Print all the entries verbatim.

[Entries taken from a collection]
***

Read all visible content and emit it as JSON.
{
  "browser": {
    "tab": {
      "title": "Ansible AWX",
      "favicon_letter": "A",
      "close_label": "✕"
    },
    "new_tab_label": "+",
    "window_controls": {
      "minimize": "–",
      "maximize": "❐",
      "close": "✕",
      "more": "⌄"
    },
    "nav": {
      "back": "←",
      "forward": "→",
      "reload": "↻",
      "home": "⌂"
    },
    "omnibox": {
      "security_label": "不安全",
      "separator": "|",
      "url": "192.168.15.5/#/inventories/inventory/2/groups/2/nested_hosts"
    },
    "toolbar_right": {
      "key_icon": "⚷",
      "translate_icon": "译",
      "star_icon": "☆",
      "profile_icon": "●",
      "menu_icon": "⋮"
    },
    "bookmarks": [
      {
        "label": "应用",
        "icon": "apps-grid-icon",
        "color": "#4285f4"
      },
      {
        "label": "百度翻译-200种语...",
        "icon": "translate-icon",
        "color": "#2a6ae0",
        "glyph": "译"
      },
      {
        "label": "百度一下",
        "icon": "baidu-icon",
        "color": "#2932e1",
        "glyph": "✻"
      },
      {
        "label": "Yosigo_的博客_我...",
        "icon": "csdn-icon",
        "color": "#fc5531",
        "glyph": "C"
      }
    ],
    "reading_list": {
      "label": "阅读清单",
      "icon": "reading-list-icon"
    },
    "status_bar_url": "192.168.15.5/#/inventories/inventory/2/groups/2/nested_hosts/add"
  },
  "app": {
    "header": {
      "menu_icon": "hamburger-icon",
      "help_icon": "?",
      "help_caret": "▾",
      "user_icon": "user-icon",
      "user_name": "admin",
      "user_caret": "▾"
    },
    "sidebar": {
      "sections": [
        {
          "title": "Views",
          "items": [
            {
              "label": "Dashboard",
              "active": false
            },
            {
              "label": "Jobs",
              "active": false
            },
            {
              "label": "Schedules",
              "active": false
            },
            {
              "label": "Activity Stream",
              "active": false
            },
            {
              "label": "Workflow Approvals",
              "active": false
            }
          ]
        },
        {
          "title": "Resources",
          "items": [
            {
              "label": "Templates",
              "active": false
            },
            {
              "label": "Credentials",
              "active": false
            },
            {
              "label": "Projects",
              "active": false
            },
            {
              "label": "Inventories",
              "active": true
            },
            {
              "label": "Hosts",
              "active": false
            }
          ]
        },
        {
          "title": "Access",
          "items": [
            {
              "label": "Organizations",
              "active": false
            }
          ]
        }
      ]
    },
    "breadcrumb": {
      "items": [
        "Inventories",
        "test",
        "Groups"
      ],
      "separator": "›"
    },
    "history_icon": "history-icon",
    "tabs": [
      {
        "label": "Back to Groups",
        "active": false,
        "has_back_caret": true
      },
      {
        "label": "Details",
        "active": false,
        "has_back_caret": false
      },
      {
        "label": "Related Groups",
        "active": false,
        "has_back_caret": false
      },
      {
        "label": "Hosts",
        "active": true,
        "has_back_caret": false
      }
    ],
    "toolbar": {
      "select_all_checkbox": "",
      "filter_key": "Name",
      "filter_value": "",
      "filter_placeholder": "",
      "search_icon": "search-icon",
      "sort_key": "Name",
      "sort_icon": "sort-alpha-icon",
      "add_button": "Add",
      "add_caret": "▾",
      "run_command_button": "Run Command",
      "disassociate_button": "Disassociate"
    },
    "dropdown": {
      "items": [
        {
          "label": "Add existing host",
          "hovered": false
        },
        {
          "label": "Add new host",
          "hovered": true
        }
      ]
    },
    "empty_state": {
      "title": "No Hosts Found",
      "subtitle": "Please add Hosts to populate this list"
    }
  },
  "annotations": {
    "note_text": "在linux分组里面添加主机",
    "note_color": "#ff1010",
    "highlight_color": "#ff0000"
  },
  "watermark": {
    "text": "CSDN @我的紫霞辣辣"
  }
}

***

> _COMPLETED TASK_:
Read all visible content and emit it as JSON.
{
  "browser": {
    "tab": {
      "title": "Ansible AWX",
      "favicon_letter": "A",
      "close_label": "✕"
    },
    "new_tab_label": "+",
    "window_controls": {
      "minimize": "–",
      "maximize": "❐",
      "close": "✕",
      "more": "⌄"
    },
    "nav": {
      "back": "←",
      "forward": "→",
      "reload": "↻",
      "home": "⌂"
    },
    "omnibox": {
      "security_label": "不安全",
      "separator": "|",
      "url": "192.168.15.5/#/inventories/inventory/2/groups/2/nested_hosts"
    },
    "toolbar_right": {
      "key_icon": "⚷",
      "translate_icon": "译",
      "star_icon": "☆",
      "profile_icon": "●",
      "menu_icon": "⋮"
    },
    "bookmarks": [
      {
        "label": "应用",
        "icon": "apps-grid-icon",
        "color": "#4285f4"
      },
      {
        "label": "百度翻译-200种语...",
        "icon": "translate-icon",
        "color": "#2a6ae0",
        "glyph": "译"
      },
      {
        "label": "百度一下",
        "icon": "baidu-icon",
        "color": "#2932e1",
        "glyph": "✻"
      },
      {
        "label": "Yosigo_的博客_我...",
        "icon": "csdn-icon",
        "color": "#fc5531",
        "glyph": "C"
      }
    ],
    "reading_list": {
      "label": "阅读清单",
      "icon": "reading-list-icon"
    },
    "status_bar_url": "192.168.15.5/#/inventories/inventory/2/groups/2/nested_hosts/add"
  },
  "app": {
    "header": {
      "menu_icon": "hamburger-icon",
      "help_icon": "?",
      "help_caret": "▾",
      "user_icon": "user-icon",
      "user_name": "admin",
      "user_caret": "▾"
    },
    "sidebar": {
      "sections": [
        {
          "title": "Views",
          "items": [
            {
              "label": "Dashboard",
              "active": false
            },
            {
              "label": "Jobs",
              "active": false
            },
            {
              "label": "Schedules",
              "active": false
            },
            {
              "label": "Activity Stream",
              "active": false
            },
            {
              "label": "Workflow Approvals",
              "active": false
            }
          ]
        },
        {
          "title": "Resources",
          "items": [
            {
              "label": "Templates",
              "active": false
            },
            {
              "label": "Credentials",
              "active": false
            },
            {
              "label": "Projects",
              "active": false
            },
            {
              "label": "Inventories",
              "active": true
            },
            {
              "label": "Hosts",
              "active": false
            }
          ]
        },
        {
          "title": "Access",
          "items": [
            {
              "label": "Organizations",
              "active": false
            }
          ]
        }
      ]
    },
    "breadcrumb": {
      "items": [
        "Inventories",
        "test",
        "Groups"
      ],
      "separator": "›"
    },
    "history_icon": "history-icon",
    "tabs": [
      {
        "label": "Back to Groups",
        "active": false,
        "has_back_caret": true
      },
      {
        "label": "Details",
        "active": false,
        "has_back_caret": false
      },
      {
        "label": "Related Groups",
        "active": false,
        "has_back_caret": false
      },
      {
        "label": "Hosts",
        "active": true,
        "has_back_caret": false
      }
    ],
    "toolbar": {
      "select_all_checkbox": "",
      "filter_key": "Name",
      "filter_value": "",
      "filter_placeholder": "",
      "search_icon": "search-icon",
      "sort_key": "Name",
      "sort_icon": "sort-alpha-icon",
      "add_button": "Add",
      "add_caret": "▾",
      "run_command_button": "Run Command",
      "disassociate_button": "Disassociate"
    },
    "dropdown": {
      "items": [
        {
          "label": "Add existing host",
          "hovered": false
        },
        {
          "label": "Add new host",
          "hovered": true
        }
      ]
    },
    "empty_state": {
      "title": "No Hosts Found",
      "subtitle": "Please add Hosts to populate this list"
    }
  },
  "annotations": {
    "note_text": "在linux分组里面添加主机",
    "note_color": "#ff1010",
    "highlight_color": "#ff0000"
  },
  "watermark": {
    "text": "CSDN @我的紫霞辣辣"
  }
}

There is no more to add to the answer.